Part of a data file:
--- Begin ---
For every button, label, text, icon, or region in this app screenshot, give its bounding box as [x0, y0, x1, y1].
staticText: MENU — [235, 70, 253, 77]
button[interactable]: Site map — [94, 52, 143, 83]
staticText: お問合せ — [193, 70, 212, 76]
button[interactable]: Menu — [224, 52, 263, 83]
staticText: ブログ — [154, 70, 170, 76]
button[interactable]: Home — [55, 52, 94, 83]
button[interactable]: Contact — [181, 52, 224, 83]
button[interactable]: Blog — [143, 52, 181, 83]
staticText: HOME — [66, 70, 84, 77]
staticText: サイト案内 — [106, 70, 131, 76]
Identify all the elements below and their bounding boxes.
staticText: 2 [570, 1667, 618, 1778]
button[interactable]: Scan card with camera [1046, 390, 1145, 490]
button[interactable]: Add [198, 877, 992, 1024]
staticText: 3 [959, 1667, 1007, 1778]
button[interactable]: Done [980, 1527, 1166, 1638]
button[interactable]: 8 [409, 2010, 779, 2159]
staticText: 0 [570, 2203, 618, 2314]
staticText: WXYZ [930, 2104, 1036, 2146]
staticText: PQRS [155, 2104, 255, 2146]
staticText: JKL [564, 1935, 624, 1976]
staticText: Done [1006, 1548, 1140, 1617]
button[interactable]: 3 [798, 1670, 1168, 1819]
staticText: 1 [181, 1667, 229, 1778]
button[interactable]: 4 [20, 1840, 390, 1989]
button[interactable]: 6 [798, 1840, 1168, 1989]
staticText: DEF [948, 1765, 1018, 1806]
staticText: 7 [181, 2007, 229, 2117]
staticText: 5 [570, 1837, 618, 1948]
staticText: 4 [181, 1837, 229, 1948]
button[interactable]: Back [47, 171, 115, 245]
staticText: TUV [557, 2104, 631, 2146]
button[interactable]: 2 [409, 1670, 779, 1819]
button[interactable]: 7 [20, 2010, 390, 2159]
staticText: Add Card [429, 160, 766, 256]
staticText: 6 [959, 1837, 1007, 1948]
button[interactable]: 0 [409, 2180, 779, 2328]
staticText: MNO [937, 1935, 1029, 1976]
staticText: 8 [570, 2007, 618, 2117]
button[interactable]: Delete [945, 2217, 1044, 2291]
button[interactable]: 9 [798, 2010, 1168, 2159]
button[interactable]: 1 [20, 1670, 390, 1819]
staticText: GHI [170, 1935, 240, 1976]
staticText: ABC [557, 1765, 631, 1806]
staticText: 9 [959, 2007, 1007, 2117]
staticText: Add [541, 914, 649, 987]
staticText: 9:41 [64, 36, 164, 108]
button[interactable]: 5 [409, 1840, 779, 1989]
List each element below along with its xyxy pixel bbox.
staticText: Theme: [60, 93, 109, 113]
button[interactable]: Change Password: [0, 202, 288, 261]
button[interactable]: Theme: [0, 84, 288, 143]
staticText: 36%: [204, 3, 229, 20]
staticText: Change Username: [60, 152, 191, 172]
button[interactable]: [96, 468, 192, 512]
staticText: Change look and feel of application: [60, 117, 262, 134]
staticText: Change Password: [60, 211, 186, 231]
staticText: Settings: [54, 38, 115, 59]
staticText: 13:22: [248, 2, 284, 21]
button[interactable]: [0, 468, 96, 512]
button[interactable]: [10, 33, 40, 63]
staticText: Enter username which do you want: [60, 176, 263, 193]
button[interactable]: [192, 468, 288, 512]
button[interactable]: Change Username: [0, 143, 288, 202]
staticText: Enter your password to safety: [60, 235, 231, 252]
--- End ---
WHAT YOU SHOULD DO » Output all of the rows above verbatim, in their original order.

FINISHED EXERCISE »
For every button, label, text, icon, or region in this app screenshot, give its bounding box as [x0, y0, x1, y1].
staticText: MENU — [235, 70, 253, 77]
button[interactable]: Site map — [94, 52, 143, 83]
staticText: お問合せ — [193, 70, 212, 76]
button[interactable]: Menu — [224, 52, 263, 83]
staticText: ブログ — [154, 70, 170, 76]
button[interactable]: Home — [55, 52, 94, 83]
button[interactable]: Contact — [181, 52, 224, 83]
button[interactable]: Blog — [143, 52, 181, 83]
staticText: HOME — [66, 70, 84, 77]
staticText: サイト案内 — [106, 70, 131, 76]
Identify all the elements below and their bounding boxes.
staticText: 2 [570, 1667, 618, 1778]
button[interactable]: Scan card with camera [1046, 390, 1145, 490]
button[interactable]: Add [198, 877, 992, 1024]
staticText: 3 [959, 1667, 1007, 1778]
button[interactable]: Done [980, 1527, 1166, 1638]
button[interactable]: 8 [409, 2010, 779, 2159]
staticText: 0 [570, 2203, 618, 2314]
staticText: WXYZ [930, 2104, 1036, 2146]
staticText: PQRS [155, 2104, 255, 2146]
staticText: JKL [564, 1935, 624, 1976]
staticText: Done [1006, 1548, 1140, 1617]
button[interactable]: 3 [798, 1670, 1168, 1819]
staticText: 1 [181, 1667, 229, 1778]
button[interactable]: 4 [20, 1840, 390, 1989]
button[interactable]: 6 [798, 1840, 1168, 1989]
staticText: DEF [948, 1765, 1018, 1806]
staticText: 7 [181, 2007, 229, 2117]
staticText: 5 [570, 1837, 618, 1948]
staticText: 4 [181, 1837, 229, 1948]
button[interactable]: Back [47, 171, 115, 245]
staticText: TUV [557, 2104, 631, 2146]
button[interactable]: 2 [409, 1670, 779, 1819]
button[interactable]: 7 [20, 2010, 390, 2159]
staticText: Add Card [429, 160, 766, 256]
staticText: 6 [959, 1837, 1007, 1948]
button[interactable]: 0 [409, 2180, 779, 2328]
staticText: MNO [937, 1935, 1029, 1976]
staticText: 8 [570, 2007, 618, 2117]
button[interactable]: Delete [945, 2217, 1044, 2291]
button[interactable]: 9 [798, 2010, 1168, 2159]
button[interactable]: 1 [20, 1670, 390, 1819]
staticText: GHI [170, 1935, 240, 1976]
staticText: ABC [557, 1765, 631, 1806]
staticText: 9 [959, 2007, 1007, 2117]
staticText: Add [541, 914, 649, 987]
staticText: 9:41 [64, 36, 164, 108]
button[interactable]: 5 [409, 1840, 779, 1989]
List each element below along with its xyxy pixel bbox.
staticText: Theme: [60, 93, 109, 113]
button[interactable]: Change Password: [0, 202, 288, 261]
button[interactable]: Theme: [0, 84, 288, 143]
staticText: 36%: [204, 3, 229, 20]
staticText: Change Username: [60, 152, 191, 172]
button[interactable]: [96, 468, 192, 512]
staticText: Change look and feel of application: [60, 117, 262, 134]
staticText: Change Password: [60, 211, 186, 231]
staticText: Settings: [54, 38, 115, 59]
staticText: 13:22: [248, 2, 284, 21]
button[interactable]: [0, 468, 96, 512]
button[interactable]: [10, 33, 40, 63]
staticText: Enter username which do you want: [60, 176, 263, 193]
button[interactable]: [192, 468, 288, 512]
button[interactable]: Change Username: [0, 143, 288, 202]
staticText: Enter your password to safety: [60, 235, 231, 252]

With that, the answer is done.